▶ Task brief: How many lines of the entries below include the word "lsquo"? Answer with the number alone.

(Data entries)
++++++++++

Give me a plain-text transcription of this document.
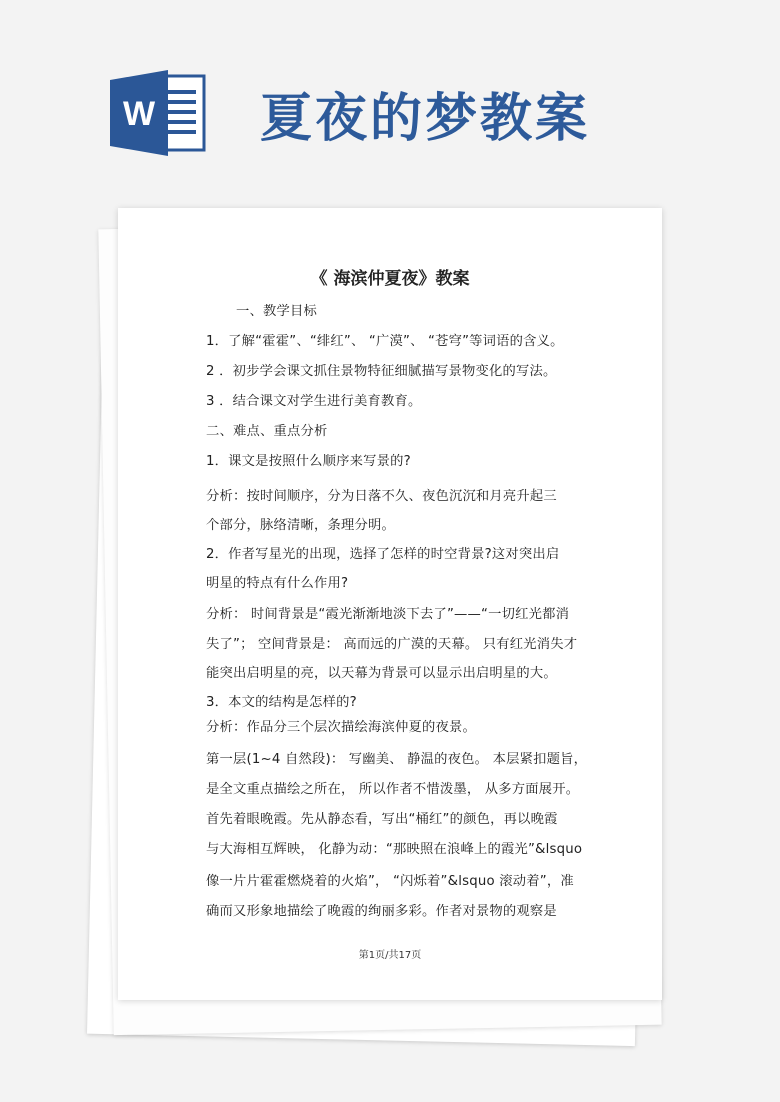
W 夏夜的梦教案
《 海滨仲夏夜》教案
一、教学目标
1．了解“霍霍”、“绯红”、 “广漠”、 “苍穹”等词语的含义。
2 ．初步学会课文抓住景物特征细腻描写景物变化的写法。
3 ．结合课文对学生进行美育教育。
二、难点、重点分析
1．课文是按照什么顺序来写景的?
分析：按时间顺序，分为日落不久、夜色沉沉和月亮升起三
个部分，脉络清晰，条理分明。
2．作者写星光的出现，选择了怎样的时空背景?这对突出启
明星的特点有什么作用?
分析： 时间背景是“霞光渐渐地淡下去了”——“一切红光都消
失了”； 空间背景是： 高而远的广漠的天幕。 只有红光消失才
能突出启明星的亮，以天幕为背景可以显示出启明星的大。
3．本文的结构是怎样的?
分析：作品分三个层次描绘海滨仲夏的夜景。
第一层(1~4 自然段)： 写幽美、 静温的夜色。 本层紧扣题旨，
是全文重点描绘之所在， 所以作者不惜泼墨， 从多方面展开。
首先着眼晚霞。先从静态看，写出“桶红”的颜色，再以晚霞
与大海相互辉映， 化静为动：“那映照在浪峰上的霞光”&lsquo
像一片片霍霍燃烧着的火焰”， “闪烁着”&lsquo 滚动着”，准
确而又形象地描绘了晚霞的绚丽多彩。作者对景物的观察是
第1页/共17页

++++++++++

▶ Answer for this exercise: 2